→ **Given text**:
####

In what may be humanity’s final stand against the digital apocalypse, flesh-based audiobook narrators are clinging desperately to the one thing artificial intelligence apparently can’t replicate: a convincing f@#king orgasm.

“These digital voice boxes couldn’t seduce a desperate smartphone if they tried,” says Annabelle Tudor, a Melbourne audiobook narrator who still uses actual lungs to produce sound waves. “The average AI has the emotional range of a constipated accountant.”

SILICON VALLEY PROMISES “TOTALLY ADEQUATE” ROBOT VOICES

Tech companies, perpetually searching for ways to eliminate pesky humans and their annoying need for “compensation” and “bathroom breaks,” are ramping up efforts to replace narrators with algorithm-generated voices that sound almost, but not quite, entirely unlike anything you’d want whispering in your ear for eight hours.

####

→ **Given information**:
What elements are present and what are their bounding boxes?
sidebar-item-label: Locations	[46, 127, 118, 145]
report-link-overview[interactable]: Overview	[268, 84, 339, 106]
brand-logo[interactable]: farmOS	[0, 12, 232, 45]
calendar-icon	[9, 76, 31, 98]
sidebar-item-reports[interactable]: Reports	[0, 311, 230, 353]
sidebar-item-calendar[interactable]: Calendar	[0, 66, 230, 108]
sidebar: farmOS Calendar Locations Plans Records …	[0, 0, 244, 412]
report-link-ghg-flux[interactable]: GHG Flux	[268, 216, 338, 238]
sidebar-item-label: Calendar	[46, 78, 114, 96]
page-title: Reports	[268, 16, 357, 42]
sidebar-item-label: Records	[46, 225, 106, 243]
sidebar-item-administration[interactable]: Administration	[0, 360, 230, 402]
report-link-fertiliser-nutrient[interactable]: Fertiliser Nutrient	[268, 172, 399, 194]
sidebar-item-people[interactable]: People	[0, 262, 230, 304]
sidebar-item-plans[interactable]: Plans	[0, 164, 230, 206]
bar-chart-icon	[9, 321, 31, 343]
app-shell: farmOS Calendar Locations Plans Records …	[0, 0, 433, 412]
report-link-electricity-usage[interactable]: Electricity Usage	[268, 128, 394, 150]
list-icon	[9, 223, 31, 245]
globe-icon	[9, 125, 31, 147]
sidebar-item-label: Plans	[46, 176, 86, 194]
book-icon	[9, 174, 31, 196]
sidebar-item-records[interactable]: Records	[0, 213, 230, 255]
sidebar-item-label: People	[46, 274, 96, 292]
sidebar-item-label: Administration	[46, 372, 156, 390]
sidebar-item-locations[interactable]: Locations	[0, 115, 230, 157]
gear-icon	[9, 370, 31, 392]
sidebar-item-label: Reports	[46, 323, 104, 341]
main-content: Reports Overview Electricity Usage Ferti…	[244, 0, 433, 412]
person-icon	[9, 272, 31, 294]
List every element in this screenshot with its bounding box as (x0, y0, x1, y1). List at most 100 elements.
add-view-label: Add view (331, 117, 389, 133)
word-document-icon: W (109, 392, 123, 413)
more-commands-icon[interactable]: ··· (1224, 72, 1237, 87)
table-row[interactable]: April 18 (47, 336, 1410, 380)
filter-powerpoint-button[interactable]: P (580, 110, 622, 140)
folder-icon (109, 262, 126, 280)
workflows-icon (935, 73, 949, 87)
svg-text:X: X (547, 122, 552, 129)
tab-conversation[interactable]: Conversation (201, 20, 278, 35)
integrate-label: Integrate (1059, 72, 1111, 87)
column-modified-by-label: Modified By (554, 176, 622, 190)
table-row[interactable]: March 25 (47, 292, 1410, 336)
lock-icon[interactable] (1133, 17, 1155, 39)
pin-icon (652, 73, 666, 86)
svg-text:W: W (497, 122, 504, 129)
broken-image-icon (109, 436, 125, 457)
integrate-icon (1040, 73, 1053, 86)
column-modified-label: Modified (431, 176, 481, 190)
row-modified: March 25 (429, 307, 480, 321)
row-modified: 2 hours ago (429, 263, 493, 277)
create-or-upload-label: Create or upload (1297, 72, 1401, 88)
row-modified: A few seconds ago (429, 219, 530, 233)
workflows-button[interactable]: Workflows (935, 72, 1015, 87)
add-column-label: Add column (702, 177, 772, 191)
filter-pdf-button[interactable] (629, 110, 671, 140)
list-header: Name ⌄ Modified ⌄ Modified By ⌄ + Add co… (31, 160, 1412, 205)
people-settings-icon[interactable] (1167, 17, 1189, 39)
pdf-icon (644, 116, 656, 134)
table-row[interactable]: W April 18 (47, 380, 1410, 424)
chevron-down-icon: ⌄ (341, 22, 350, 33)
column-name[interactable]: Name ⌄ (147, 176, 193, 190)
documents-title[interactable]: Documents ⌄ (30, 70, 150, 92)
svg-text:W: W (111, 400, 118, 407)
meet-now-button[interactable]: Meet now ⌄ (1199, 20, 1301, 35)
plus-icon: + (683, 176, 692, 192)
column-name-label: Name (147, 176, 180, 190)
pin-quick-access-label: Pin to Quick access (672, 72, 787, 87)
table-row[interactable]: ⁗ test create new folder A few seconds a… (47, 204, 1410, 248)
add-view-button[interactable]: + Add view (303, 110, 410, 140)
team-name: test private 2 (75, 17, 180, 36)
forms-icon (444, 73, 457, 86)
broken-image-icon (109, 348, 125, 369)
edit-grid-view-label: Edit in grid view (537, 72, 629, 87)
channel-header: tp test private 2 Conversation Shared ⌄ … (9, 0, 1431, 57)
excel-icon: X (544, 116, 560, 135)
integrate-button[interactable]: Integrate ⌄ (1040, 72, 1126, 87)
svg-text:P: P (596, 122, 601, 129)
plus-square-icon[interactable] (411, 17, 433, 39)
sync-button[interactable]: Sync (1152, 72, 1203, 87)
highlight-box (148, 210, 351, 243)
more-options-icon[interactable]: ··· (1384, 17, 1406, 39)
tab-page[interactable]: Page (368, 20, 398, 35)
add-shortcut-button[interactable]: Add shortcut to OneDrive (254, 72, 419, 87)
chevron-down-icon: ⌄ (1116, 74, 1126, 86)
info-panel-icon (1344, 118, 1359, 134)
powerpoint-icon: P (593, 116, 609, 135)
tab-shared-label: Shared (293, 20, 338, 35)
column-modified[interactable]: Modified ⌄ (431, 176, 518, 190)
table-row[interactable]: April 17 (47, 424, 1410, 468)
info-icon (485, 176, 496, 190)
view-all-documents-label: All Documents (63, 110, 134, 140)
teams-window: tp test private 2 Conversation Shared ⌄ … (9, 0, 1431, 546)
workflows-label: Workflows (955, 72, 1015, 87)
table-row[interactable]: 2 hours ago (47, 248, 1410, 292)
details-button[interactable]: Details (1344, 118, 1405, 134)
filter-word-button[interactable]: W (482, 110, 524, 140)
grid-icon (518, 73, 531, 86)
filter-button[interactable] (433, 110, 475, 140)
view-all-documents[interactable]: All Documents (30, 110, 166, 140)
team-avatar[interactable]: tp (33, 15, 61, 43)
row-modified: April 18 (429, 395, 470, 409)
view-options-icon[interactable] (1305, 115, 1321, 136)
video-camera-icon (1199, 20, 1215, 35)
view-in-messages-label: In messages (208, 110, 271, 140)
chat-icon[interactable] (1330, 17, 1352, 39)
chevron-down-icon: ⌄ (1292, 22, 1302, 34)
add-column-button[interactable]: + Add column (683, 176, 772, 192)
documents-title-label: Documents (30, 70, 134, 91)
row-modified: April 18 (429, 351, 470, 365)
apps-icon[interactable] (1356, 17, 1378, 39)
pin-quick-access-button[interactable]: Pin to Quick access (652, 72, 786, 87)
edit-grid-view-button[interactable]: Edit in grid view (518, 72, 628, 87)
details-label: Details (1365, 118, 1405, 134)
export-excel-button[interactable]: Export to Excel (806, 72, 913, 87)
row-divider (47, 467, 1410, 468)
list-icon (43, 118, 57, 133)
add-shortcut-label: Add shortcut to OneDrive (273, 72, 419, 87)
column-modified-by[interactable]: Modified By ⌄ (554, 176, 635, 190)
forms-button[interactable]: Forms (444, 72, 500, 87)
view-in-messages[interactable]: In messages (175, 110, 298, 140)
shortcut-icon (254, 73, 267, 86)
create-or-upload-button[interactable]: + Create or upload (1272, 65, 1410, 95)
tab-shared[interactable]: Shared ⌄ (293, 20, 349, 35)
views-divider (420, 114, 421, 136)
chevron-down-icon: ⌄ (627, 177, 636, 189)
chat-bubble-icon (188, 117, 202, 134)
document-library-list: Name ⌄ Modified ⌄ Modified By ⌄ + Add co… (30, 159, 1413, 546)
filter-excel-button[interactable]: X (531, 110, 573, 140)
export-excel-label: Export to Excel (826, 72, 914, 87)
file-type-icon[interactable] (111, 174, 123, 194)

####

→ **What you will do**:
a – Using the article about audiobook narrators, decide whether each statement below agrees with it. Answer yes or no for each, and quote the words from the article that decide it.
(i) Annabelle Tudor is an audiobook narrator based in Melbourne.
(ii) Tech companies are scaling back their efforts to replace narrators.
(iii) Tudor compares the emotional range of the average AI to that of an accountant.
b – Write out the part of the article about audiobook narrators word for word, starting at "SILICON VALLEY PROMISES" and ending at "for eight hours.".

→ **Written responses**:
a –
(i) Yes: "a Melbourne audiobook narrator who still uses actual lungs to produce sound waves"
(ii) No: "are ramping up efforts to replace narrators with algorithm-generated voices"
(iii) Yes: "The average AI has the emotional range of a constipated accountant."

b –
SILICON VALLEY PROMISES “TOTALLY ADEQUATE” ROBOT VOICES

Tech companies, perpetually searching for ways to eliminate pesky humans and their annoying need for “compensation” and “bathroom breaks,” are ramping up efforts to replace narrators with algorithm-generated voices that sound almost, but not quite, entirely unlike anything you’d want whispering in your ear for eight hours.